Find the lines holding the word "panel" and collect them.

● **Records to process**:
— BEGIN —

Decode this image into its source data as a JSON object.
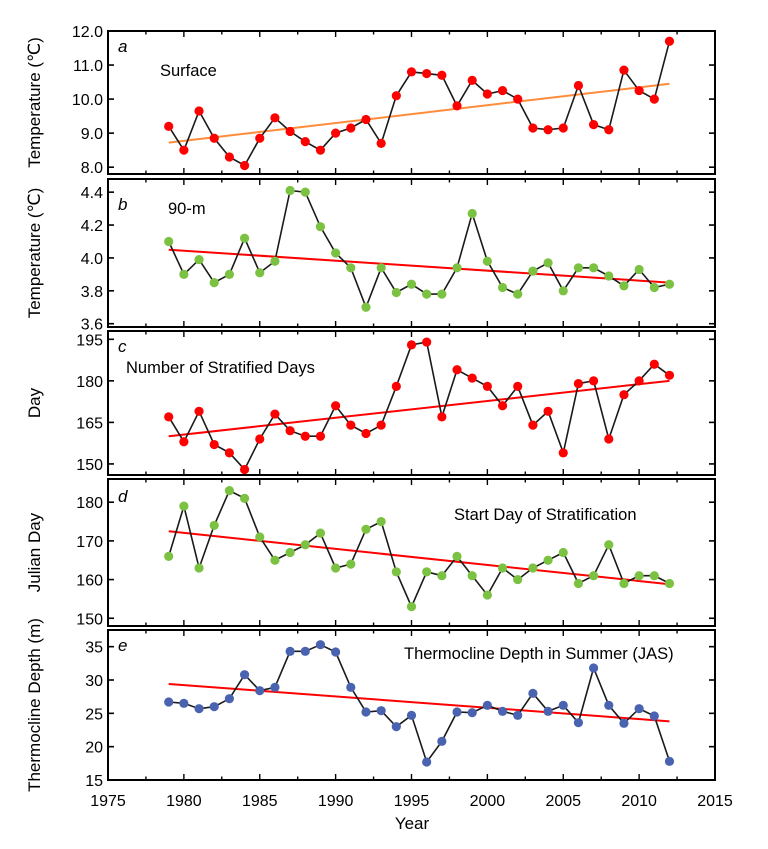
{
  "figure": {
    "xlabel": "Year",
    "xlim": [
      1975,
      2015
    ],
    "xticks": [
      1975,
      1980,
      1985,
      1990,
      1995,
      2000,
      2005,
      2010,
      2015
    ]
  },
  "chart_data": [
    {
      "type": "line",
      "panel": "a",
      "title": "Surface",
      "ylabel": "Temperature (℃)",
      "ylim": [
        7.8,
        12.0
      ],
      "yticks": [
        8.0,
        9.0,
        10.0,
        11.0,
        12.0
      ],
      "yticklabels": [
        "8.0",
        "9.0",
        "10.0",
        "11.0",
        "12.0"
      ],
      "marker_color": "#ff0000",
      "trend_color": "#ff8c3a",
      "x": [
        1979,
        1980,
        1981,
        1982,
        1983,
        1984,
        1985,
        1986,
        1987,
        1988,
        1989,
        1990,
        1991,
        1992,
        1993,
        1994,
        1995,
        1996,
        1997,
        1998,
        1999,
        2000,
        2001,
        2002,
        2003,
        2004,
        2005,
        2006,
        2007,
        2008,
        2009,
        2010,
        2011,
        2012
      ],
      "y": [
        9.2,
        8.5,
        9.65,
        8.85,
        8.3,
        8.05,
        8.85,
        9.45,
        9.05,
        8.75,
        8.5,
        9.0,
        9.15,
        9.4,
        8.7,
        10.1,
        10.8,
        10.75,
        10.7,
        9.8,
        10.55,
        10.15,
        10.25,
        10.0,
        9.15,
        9.1,
        9.15,
        10.4,
        9.25,
        9.1,
        10.85,
        10.25,
        10.0,
        11.7
      ],
      "trend": {
        "x": [
          1979,
          2012
        ],
        "y": [
          8.72,
          10.45
        ]
      }
    },
    {
      "type": "line",
      "panel": "b",
      "title": "90-m",
      "ylabel": "Temperature (℃)",
      "ylim": [
        3.58,
        4.48
      ],
      "yticks": [
        3.6,
        3.8,
        4.0,
        4.2,
        4.4
      ],
      "yticklabels": [
        "3.6",
        "3.8",
        "4.0",
        "4.2",
        "4.4"
      ],
      "marker_color": "#7bc142",
      "trend_color": "#ff0000",
      "x": [
        1979,
        1980,
        1981,
        1982,
        1983,
        1984,
        1985,
        1986,
        1987,
        1988,
        1989,
        1990,
        1991,
        1992,
        1993,
        1994,
        1995,
        1996,
        1997,
        1998,
        1999,
        2000,
        2001,
        2002,
        2003,
        2004,
        2005,
        2006,
        2007,
        2008,
        2009,
        2010,
        2011,
        2012
      ],
      "y": [
        4.1,
        3.9,
        3.99,
        3.85,
        3.9,
        4.12,
        3.91,
        3.98,
        4.41,
        4.4,
        4.19,
        4.03,
        3.94,
        3.7,
        3.94,
        3.79,
        3.84,
        3.78,
        3.78,
        3.94,
        4.27,
        3.98,
        3.82,
        3.78,
        3.92,
        3.97,
        3.8,
        3.94,
        3.94,
        3.89,
        3.83,
        3.93,
        3.82,
        3.84
      ],
      "trend": {
        "x": [
          1979,
          2012
        ],
        "y": [
          4.05,
          3.85
        ]
      }
    },
    {
      "type": "line",
      "panel": "c",
      "title": "Number of Stratified Days",
      "ylabel": "Day",
      "ylim": [
        146,
        198
      ],
      "yticks": [
        150,
        165,
        180,
        195
      ],
      "yticklabels": [
        "150",
        "165",
        "180",
        "195"
      ],
      "marker_color": "#ff0000",
      "trend_color": "#ff0000",
      "x": [
        1979,
        1980,
        1981,
        1982,
        1983,
        1984,
        1985,
        1986,
        1987,
        1988,
        1989,
        1990,
        1991,
        1992,
        1993,
        1994,
        1995,
        1996,
        1997,
        1998,
        1999,
        2000,
        2001,
        2002,
        2003,
        2004,
        2005,
        2006,
        2007,
        2008,
        2009,
        2010,
        2011,
        2012
      ],
      "y": [
        167,
        158,
        169,
        157,
        154,
        148,
        159,
        168,
        162,
        160,
        160,
        171,
        164,
        161,
        164,
        178,
        193,
        194,
        167,
        184,
        181,
        178,
        171,
        178,
        164,
        169,
        154,
        179,
        180,
        159,
        175,
        180,
        186,
        182
      ],
      "trend": {
        "x": [
          1979,
          2012
        ],
        "y": [
          160,
          180
        ]
      }
    },
    {
      "type": "line",
      "panel": "d",
      "title": "Start Day of Stratification",
      "ylabel": "Julian Day",
      "ylim": [
        148,
        186
      ],
      "yticks": [
        150,
        160,
        170,
        180
      ],
      "yticklabels": [
        "150",
        "160",
        "170",
        "180"
      ],
      "marker_color": "#7bc142",
      "trend_color": "#ff0000",
      "x": [
        1979,
        1980,
        1981,
        1982,
        1983,
        1984,
        1985,
        1986,
        1987,
        1988,
        1989,
        1990,
        1991,
        1992,
        1993,
        1994,
        1995,
        1996,
        1997,
        1998,
        1999,
        2000,
        2001,
        2002,
        2003,
        2004,
        2005,
        2006,
        2007,
        2008,
        2009,
        2010,
        2011,
        2012
      ],
      "y": [
        166,
        179,
        163,
        174,
        183,
        181,
        171,
        165,
        167,
        169,
        172,
        163,
        164,
        173,
        175,
        162,
        153,
        162,
        161,
        166,
        161,
        156,
        163,
        160,
        163,
        165,
        167,
        159,
        161,
        169,
        159,
        161,
        161,
        159
      ],
      "trend": {
        "x": [
          1979,
          2012
        ],
        "y": [
          172.5,
          158.8
        ]
      }
    },
    {
      "type": "line",
      "panel": "e",
      "title": "Thermocline Depth in Summer (JAS)",
      "ylabel": "Thermocline Depth (m)",
      "ylim": [
        15,
        37.5
      ],
      "yticks": [
        15,
        20,
        25,
        30,
        35
      ],
      "yticklabels": [
        "15",
        "20",
        "25",
        "30",
        "35"
      ],
      "marker_color": "#4a63b0",
      "trend_color": "#ff0000",
      "x": [
        1979,
        1980,
        1981,
        1982,
        1983,
        1984,
        1985,
        1986,
        1987,
        1988,
        1989,
        1990,
        1991,
        1992,
        1993,
        1994,
        1995,
        1996,
        1997,
        1998,
        1999,
        2000,
        2001,
        2002,
        2003,
        2004,
        2005,
        2006,
        2007,
        2008,
        2009,
        2010,
        2011,
        2012
      ],
      "y": [
        26.7,
        26.5,
        25.7,
        26.0,
        27.2,
        30.8,
        28.4,
        28.9,
        34.3,
        34.3,
        35.3,
        34.2,
        28.9,
        25.2,
        25.4,
        23.0,
        24.7,
        17.7,
        20.8,
        25.2,
        25.1,
        26.2,
        25.3,
        24.7,
        28.0,
        25.3,
        26.2,
        23.6,
        31.8,
        26.2,
        23.5,
        25.7,
        24.6,
        17.8
      ],
      "trend": {
        "x": [
          1979,
          2012
        ],
        "y": [
          29.4,
          23.8
        ]
      }
    }
  ]
}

— END —

● **Exercise result**:
      "panel": "a",
      "panel": "b",
      "panel": "c",
      "panel": "d",
      "panel": "e",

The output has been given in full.